__Aim of the task__
Scan the lines below for the word "folder". Copy each line you find it in.

---------- Data for processing

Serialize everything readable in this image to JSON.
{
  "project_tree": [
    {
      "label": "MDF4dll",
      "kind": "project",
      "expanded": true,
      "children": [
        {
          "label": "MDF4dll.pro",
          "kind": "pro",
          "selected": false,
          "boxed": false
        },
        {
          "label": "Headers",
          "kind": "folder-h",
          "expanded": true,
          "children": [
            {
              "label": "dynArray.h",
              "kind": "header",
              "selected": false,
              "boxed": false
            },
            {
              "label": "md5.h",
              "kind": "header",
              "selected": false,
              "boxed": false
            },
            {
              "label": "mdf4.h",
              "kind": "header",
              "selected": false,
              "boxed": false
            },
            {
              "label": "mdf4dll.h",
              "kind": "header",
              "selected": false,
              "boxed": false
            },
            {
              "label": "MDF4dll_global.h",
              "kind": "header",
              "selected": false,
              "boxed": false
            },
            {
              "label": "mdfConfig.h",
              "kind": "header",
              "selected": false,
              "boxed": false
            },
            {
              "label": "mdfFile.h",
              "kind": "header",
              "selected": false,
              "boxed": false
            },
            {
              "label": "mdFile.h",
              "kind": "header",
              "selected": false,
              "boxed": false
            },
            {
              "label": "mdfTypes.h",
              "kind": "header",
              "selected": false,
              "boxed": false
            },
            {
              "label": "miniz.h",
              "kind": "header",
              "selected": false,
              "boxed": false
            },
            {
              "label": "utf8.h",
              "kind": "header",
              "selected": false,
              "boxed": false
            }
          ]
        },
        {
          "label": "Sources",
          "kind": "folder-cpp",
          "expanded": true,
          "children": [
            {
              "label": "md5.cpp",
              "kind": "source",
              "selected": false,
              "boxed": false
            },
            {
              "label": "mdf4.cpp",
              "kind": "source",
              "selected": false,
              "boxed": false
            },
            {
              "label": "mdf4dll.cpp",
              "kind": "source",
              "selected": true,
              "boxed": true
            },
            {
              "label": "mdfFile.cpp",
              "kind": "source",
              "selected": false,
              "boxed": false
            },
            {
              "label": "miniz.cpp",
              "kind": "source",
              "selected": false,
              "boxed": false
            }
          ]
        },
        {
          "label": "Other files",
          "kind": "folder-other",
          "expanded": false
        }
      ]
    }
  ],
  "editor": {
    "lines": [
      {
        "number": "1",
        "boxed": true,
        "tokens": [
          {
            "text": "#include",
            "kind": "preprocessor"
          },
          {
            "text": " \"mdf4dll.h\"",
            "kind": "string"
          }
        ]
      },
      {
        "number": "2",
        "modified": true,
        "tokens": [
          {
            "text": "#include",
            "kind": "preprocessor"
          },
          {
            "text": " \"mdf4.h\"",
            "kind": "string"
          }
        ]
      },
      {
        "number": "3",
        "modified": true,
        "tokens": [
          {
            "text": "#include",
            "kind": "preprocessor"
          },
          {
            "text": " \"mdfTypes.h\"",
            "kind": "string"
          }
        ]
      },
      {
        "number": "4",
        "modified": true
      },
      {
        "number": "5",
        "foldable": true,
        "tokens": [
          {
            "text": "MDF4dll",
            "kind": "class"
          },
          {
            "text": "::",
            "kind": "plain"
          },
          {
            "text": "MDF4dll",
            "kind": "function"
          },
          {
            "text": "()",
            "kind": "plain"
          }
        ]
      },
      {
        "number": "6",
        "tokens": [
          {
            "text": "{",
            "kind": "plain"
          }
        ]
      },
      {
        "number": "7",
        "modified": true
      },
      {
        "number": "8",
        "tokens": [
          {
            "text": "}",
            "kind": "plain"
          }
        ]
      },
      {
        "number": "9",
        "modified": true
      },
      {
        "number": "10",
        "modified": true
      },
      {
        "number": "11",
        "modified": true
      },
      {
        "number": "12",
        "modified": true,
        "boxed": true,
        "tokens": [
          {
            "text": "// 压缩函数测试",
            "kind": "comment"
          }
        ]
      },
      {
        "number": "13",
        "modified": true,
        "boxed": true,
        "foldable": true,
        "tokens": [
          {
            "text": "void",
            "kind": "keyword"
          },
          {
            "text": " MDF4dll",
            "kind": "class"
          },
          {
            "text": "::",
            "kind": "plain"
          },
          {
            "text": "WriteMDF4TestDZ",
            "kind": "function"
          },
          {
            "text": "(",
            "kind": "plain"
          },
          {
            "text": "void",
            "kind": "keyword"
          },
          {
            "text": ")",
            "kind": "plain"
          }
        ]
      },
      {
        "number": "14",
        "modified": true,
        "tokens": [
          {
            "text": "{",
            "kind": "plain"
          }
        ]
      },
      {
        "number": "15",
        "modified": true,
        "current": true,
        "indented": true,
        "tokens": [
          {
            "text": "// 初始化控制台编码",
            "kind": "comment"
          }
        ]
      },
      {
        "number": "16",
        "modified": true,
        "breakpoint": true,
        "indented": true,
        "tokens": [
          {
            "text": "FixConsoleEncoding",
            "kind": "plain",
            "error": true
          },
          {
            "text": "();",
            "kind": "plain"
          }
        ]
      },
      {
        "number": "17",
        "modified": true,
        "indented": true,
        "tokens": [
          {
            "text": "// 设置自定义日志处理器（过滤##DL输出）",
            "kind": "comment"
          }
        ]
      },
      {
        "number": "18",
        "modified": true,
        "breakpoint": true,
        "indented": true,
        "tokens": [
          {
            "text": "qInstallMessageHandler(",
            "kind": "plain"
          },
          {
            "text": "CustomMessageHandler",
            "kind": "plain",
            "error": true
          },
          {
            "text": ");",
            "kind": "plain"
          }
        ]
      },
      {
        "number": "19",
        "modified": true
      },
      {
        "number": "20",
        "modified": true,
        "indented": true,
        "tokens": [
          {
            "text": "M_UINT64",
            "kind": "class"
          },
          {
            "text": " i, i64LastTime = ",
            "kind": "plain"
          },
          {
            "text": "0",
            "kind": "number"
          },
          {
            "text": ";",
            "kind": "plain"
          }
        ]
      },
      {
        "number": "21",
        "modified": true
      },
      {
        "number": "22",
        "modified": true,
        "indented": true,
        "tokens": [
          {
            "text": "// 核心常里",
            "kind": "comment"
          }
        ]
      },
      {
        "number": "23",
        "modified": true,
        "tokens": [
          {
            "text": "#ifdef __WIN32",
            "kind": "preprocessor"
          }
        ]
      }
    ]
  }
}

--------------------

__Exercise output__
          "kind": "folder-h",
          "kind": "folder-cpp",
          "kind": "folder-other",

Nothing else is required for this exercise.